[DIRECTIONS FOR THIS TASK] In the copy, include every entry exactly but none of the pictures.

[PROVIDED INFORMATION]
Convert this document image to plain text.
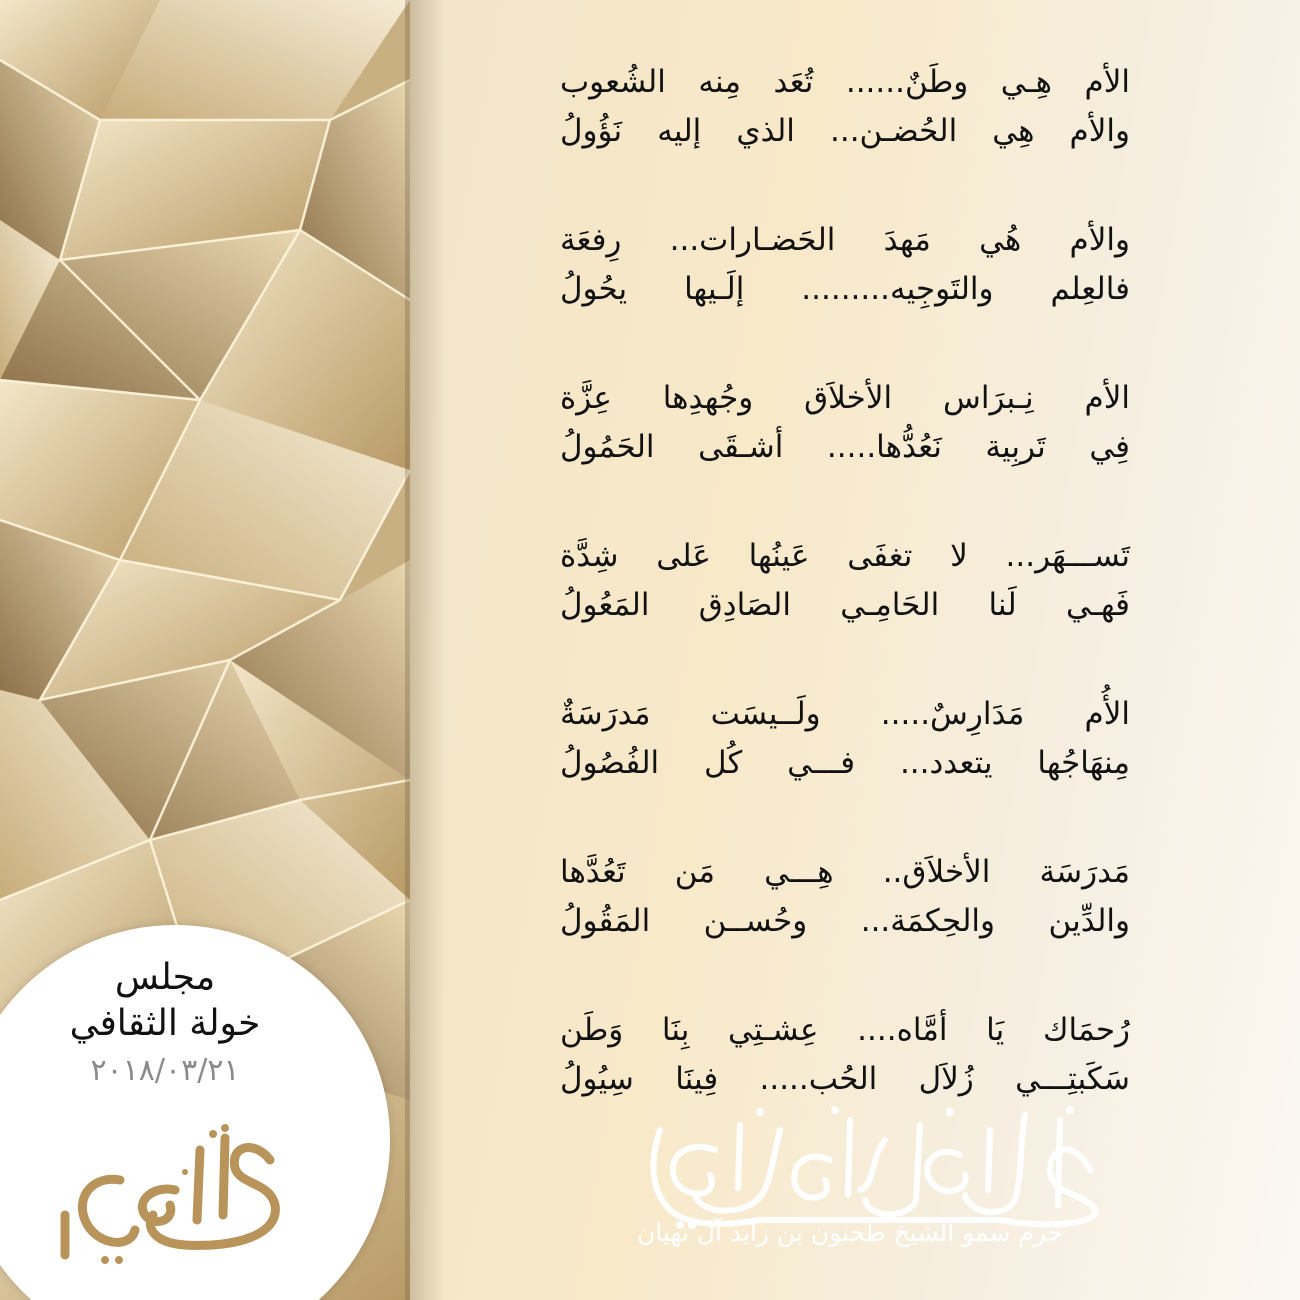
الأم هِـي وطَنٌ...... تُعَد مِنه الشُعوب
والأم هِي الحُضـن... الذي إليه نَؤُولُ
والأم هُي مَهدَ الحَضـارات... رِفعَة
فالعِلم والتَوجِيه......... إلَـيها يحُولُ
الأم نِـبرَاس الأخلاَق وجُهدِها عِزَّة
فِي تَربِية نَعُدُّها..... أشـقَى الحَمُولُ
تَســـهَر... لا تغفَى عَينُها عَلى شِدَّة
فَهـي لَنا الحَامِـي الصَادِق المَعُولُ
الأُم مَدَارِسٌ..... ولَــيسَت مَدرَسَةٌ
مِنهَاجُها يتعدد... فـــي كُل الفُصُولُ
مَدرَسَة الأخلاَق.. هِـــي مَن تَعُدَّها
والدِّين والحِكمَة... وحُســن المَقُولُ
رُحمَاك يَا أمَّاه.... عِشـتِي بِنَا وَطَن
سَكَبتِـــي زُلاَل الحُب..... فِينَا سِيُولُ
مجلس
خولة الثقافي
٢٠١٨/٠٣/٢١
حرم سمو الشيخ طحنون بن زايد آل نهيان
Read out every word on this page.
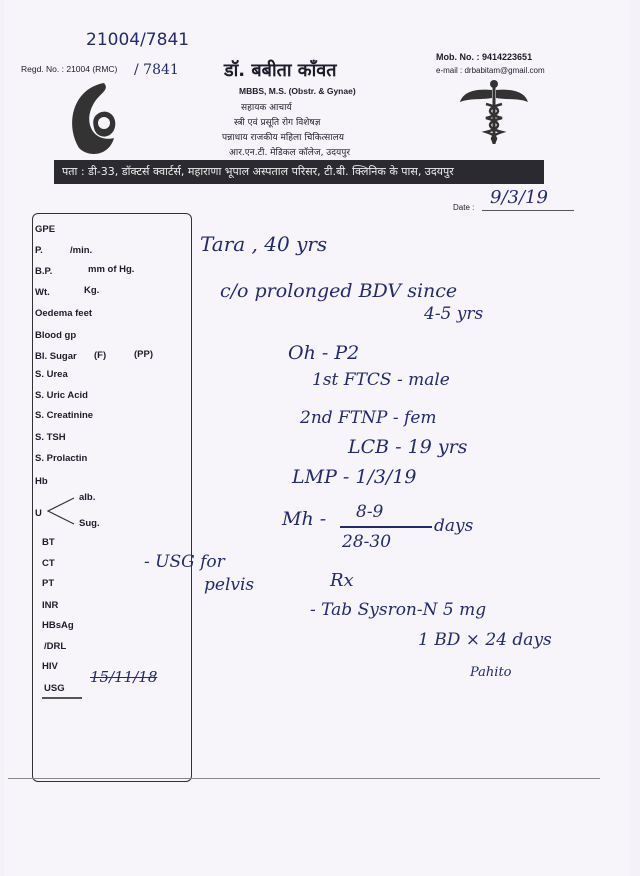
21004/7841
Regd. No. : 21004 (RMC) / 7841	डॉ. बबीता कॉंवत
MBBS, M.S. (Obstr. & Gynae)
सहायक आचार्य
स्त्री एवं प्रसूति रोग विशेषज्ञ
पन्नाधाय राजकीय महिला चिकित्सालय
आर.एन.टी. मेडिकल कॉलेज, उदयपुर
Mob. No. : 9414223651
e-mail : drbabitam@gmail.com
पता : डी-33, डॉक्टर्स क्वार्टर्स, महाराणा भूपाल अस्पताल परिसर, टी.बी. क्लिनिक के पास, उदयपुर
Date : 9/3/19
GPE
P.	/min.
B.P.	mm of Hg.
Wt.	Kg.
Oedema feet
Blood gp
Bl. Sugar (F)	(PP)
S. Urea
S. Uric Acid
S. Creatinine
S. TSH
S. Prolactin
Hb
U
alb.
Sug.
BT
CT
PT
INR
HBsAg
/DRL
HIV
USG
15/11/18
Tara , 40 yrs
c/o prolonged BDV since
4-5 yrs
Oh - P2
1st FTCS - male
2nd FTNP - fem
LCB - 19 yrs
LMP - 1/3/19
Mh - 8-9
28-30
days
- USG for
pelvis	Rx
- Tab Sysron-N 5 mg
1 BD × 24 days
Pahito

[OUTPUT FOR THIS EXERCISE]
Convert this document image to plain text.
الأم هِـي وطَنٌ...... تُعَد مِنه الشُعوب
والأم هِي الحُضـن... الذي إليه نَؤُولُ
والأم هُي مَهدَ الحَضـارات... رِفعَة
فالعِلم والتَوجِيه......... إلَـيها يحُولُ
الأم نِـبرَاس الأخلاَق وجُهدِها عِزَّة
فِي تَربِية نَعُدُّها..... أشـقَى الحَمُولُ
تَســـهَر... لا تغفَى عَينُها عَلى شِدَّة
فَهـي لَنا الحَامِـي الصَادِق المَعُولُ
الأُم مَدَارِسٌ..... ولَــيسَت مَدرَسَةٌ
مِنهَاجُها يتعدد... فـــي كُل الفُصُولُ
مَدرَسَة الأخلاَق.. هِـــي مَن تَعُدَّها
والدِّين والحِكمَة... وحُســن المَقُولُ
رُحمَاك يَا أمَّاه.... عِشـتِي بِنَا وَطَن
سَكَبتِـــي زُلاَل الحُب..... فِينَا سِيُولُ
مجلس
خولة الثقافي
٢٠١٨/٠٣/٢١
حرم سمو الشيخ طحنون بن زايد آل نهيان
Read out every word on this page.
21004/7841
Regd. No. : 21004 (RMC) / 7841	डॉ. बबीता कॉंवत
MBBS, M.S. (Obstr. & Gynae)
सहायक आचार्य
स्त्री एवं प्रसूति रोग विशेषज्ञ
पन्नाधाय राजकीय महिला चिकित्सालय
आर.एन.टी. मेडिकल कॉलेज, उदयपुर
Mob. No. : 9414223651
e-mail : drbabitam@gmail.com
पता : डी-33, डॉक्टर्स क्वार्टर्स, महाराणा भूपाल अस्पताल परिसर, टी.बी. क्लिनिक के पास, उदयपुर
Date : 9/3/19
GPE
P.	/min.
B.P.	mm of Hg.
Wt.	Kg.
Oedema feet
Blood gp
Bl. Sugar (F)	(PP)
S. Urea
S. Uric Acid
S. Creatinine
S. TSH
S. Prolactin
Hb
U
alb.
Sug.
BT
CT
PT
INR
HBsAg
/DRL
HIV
USG
15/11/18
Tara , 40 yrs
c/o prolonged BDV since
4-5 yrs
Oh - P2
1st FTCS - male
2nd FTNP - fem
LCB - 19 yrs
LMP - 1/3/19
Mh - 8-9
28-30
days
- USG for
pelvis	Rx
- Tab Sysron-N 5 mg
1 BD × 24 days
Pahito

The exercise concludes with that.